Find how many lines hold the word "this" and give that number only.
start ENTRIES SHOWN
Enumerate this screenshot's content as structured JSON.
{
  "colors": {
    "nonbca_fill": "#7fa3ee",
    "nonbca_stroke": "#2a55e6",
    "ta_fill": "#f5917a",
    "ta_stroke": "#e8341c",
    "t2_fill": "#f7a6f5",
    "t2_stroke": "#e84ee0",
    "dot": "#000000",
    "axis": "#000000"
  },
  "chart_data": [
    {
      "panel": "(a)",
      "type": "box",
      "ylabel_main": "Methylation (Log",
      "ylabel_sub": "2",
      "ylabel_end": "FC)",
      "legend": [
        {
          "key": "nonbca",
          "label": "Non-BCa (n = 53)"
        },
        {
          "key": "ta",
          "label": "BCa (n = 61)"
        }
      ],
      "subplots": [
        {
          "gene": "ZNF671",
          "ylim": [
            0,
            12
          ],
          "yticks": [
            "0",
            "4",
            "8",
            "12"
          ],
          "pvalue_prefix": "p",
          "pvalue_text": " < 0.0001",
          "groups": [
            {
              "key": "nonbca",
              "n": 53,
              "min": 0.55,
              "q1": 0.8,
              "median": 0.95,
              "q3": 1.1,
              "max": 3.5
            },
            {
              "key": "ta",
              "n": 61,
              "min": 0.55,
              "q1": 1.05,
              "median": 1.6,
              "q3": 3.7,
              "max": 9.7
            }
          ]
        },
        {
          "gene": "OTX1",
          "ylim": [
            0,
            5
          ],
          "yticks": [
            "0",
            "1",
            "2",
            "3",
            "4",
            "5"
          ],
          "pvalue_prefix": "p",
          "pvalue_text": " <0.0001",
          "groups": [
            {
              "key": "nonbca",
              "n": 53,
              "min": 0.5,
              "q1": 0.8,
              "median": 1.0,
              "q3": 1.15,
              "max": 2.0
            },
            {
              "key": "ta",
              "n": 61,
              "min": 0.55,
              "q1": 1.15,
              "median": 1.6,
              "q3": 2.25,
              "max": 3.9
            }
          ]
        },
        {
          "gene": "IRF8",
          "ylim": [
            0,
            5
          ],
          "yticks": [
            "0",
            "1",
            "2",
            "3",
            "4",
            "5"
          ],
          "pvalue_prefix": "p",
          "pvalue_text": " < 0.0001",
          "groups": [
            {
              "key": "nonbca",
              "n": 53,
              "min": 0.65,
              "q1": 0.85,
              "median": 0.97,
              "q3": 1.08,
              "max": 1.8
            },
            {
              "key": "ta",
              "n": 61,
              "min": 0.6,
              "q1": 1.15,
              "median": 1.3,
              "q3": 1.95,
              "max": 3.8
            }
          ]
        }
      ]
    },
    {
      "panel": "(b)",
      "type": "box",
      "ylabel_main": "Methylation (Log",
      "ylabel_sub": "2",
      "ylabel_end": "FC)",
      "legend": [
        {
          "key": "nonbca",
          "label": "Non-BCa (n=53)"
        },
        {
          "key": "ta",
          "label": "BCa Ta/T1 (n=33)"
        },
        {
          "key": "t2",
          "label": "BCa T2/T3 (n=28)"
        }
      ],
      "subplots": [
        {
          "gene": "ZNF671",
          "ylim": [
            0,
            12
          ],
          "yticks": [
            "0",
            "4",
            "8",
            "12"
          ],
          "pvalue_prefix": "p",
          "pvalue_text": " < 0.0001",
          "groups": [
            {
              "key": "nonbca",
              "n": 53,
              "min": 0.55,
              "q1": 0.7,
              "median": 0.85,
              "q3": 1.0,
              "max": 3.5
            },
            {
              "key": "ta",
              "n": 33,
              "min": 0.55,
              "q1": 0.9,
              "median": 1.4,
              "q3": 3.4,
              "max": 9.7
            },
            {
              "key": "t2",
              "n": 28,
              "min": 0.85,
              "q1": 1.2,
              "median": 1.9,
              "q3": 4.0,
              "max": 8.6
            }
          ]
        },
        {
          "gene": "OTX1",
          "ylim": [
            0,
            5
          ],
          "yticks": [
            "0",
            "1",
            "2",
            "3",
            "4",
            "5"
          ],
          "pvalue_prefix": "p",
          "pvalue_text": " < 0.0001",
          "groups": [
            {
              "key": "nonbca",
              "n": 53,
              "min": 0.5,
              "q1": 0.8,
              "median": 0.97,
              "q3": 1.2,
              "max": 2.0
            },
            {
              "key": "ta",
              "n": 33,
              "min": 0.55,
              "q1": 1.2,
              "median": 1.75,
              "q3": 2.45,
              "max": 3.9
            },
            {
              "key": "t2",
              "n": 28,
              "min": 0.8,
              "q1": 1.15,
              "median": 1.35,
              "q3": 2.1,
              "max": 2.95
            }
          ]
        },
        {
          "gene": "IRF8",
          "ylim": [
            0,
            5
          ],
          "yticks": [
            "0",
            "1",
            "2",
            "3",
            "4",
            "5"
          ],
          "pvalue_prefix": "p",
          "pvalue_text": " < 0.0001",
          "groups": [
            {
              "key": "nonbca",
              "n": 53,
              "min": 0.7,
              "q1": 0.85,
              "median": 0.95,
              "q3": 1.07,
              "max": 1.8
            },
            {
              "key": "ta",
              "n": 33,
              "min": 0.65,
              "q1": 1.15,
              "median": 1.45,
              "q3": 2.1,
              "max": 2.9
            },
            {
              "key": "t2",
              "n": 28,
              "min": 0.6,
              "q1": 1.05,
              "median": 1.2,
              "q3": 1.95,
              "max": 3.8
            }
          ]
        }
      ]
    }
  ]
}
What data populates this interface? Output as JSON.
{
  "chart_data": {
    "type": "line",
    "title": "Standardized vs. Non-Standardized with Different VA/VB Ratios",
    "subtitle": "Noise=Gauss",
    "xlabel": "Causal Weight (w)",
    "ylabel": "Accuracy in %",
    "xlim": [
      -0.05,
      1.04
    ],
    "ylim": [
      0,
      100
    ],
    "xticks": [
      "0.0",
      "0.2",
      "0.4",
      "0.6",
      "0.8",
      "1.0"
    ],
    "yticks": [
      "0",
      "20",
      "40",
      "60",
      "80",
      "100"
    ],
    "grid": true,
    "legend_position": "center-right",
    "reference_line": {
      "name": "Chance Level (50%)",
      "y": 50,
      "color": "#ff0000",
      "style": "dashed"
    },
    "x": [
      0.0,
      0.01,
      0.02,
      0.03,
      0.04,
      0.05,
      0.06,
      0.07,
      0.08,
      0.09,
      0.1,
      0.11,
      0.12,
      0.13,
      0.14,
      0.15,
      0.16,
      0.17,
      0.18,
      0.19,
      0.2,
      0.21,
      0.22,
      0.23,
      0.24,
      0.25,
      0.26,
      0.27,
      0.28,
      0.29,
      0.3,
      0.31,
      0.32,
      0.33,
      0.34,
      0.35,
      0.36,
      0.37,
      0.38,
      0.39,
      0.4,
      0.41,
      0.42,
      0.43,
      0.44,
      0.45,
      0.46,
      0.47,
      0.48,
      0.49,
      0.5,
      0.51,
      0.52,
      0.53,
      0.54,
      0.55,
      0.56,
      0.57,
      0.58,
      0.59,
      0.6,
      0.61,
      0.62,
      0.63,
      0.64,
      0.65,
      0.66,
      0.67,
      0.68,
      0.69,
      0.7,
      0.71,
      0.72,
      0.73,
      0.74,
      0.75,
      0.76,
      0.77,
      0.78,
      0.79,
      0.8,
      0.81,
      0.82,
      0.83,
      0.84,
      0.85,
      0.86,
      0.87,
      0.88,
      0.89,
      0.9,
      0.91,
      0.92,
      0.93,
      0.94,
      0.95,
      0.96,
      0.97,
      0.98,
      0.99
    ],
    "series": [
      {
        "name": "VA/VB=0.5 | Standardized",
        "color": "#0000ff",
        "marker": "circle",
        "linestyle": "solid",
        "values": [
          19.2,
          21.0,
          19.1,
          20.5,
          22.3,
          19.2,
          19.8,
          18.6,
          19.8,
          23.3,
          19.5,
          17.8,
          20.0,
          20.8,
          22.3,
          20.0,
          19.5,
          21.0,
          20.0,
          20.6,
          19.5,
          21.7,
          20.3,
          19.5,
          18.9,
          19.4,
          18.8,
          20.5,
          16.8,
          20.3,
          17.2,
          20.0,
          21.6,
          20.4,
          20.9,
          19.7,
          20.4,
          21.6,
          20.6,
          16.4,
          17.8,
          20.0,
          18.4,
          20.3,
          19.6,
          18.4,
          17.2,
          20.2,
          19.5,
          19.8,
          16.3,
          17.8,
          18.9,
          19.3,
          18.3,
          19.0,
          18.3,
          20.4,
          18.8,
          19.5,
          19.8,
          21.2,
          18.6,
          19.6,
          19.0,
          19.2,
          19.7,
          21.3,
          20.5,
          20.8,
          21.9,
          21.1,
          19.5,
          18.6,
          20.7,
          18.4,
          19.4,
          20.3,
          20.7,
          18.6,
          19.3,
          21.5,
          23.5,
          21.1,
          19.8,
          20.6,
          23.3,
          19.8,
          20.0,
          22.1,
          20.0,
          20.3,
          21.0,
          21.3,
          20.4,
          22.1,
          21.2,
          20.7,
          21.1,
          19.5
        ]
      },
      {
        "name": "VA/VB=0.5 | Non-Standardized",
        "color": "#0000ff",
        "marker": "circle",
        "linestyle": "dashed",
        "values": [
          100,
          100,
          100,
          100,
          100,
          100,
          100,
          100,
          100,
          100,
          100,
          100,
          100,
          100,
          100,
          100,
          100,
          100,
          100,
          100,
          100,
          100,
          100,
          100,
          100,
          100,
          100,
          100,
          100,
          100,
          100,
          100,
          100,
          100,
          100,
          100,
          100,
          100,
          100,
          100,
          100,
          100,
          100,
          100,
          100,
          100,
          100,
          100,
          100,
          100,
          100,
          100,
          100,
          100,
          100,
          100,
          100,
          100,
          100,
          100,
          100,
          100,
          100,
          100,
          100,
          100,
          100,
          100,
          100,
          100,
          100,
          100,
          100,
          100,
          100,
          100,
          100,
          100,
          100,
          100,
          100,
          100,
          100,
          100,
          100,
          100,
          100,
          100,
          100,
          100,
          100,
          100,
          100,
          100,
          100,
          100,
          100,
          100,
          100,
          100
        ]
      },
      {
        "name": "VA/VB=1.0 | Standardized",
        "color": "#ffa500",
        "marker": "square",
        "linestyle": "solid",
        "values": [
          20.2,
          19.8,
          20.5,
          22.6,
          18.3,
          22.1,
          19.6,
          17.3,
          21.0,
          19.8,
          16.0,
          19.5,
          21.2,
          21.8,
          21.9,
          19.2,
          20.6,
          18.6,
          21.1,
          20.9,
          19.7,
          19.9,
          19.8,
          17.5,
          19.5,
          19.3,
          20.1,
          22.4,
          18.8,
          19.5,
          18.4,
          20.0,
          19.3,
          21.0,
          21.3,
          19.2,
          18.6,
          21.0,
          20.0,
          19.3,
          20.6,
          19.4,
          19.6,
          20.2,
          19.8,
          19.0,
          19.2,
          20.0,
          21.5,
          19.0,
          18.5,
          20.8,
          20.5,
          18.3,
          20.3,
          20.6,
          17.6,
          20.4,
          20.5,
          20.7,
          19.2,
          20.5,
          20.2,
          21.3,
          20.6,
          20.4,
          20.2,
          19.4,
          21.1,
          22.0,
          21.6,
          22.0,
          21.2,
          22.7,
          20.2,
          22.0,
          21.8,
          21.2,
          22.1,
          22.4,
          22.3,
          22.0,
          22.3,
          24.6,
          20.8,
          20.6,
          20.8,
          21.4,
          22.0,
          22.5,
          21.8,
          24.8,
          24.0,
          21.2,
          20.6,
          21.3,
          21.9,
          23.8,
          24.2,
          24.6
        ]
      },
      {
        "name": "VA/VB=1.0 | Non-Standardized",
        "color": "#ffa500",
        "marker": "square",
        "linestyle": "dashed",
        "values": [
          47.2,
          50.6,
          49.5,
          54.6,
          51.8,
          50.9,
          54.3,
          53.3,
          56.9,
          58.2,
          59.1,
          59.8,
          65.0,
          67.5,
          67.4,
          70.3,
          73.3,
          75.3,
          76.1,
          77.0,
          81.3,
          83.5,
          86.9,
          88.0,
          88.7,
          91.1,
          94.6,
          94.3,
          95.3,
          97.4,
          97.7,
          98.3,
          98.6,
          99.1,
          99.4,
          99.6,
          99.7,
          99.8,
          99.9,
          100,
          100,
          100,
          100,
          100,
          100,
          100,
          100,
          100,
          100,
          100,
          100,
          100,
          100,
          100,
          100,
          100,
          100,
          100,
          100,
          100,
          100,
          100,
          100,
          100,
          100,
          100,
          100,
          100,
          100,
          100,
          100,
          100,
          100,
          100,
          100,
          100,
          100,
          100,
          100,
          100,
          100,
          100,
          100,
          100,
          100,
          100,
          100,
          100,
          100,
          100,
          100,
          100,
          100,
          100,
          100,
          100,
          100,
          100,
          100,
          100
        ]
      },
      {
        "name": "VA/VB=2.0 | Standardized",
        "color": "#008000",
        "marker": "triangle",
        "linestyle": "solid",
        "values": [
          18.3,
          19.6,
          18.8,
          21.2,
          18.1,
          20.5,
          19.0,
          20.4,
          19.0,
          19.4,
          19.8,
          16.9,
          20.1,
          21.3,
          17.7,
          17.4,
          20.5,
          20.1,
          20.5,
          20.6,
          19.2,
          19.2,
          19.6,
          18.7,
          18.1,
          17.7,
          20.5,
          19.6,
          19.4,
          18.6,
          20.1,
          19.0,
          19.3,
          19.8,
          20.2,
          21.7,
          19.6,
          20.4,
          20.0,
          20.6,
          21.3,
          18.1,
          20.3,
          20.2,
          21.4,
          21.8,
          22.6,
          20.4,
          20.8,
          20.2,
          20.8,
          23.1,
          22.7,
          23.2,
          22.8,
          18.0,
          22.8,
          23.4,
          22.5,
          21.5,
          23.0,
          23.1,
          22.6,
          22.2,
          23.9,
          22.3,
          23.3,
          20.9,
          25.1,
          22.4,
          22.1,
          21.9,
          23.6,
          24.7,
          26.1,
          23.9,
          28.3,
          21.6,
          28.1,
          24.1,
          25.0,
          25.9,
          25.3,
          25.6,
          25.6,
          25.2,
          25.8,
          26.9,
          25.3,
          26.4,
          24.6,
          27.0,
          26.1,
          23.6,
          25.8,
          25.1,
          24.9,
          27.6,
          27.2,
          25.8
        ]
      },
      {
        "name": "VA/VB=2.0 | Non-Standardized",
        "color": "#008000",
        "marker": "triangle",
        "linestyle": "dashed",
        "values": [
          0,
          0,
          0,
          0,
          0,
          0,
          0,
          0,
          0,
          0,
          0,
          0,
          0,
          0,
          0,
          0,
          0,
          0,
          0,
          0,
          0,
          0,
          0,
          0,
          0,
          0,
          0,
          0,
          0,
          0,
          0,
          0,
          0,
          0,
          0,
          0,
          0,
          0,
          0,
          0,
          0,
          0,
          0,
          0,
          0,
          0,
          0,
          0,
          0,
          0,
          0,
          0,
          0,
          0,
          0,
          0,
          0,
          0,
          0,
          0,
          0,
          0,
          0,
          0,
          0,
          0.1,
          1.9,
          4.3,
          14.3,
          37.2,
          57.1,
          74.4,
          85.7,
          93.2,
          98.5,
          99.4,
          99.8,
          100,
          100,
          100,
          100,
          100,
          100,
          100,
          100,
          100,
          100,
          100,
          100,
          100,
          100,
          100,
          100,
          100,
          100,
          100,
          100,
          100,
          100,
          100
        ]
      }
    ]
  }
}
end ENTRIES SHOWN
◆ **THE OUTPUT**:
2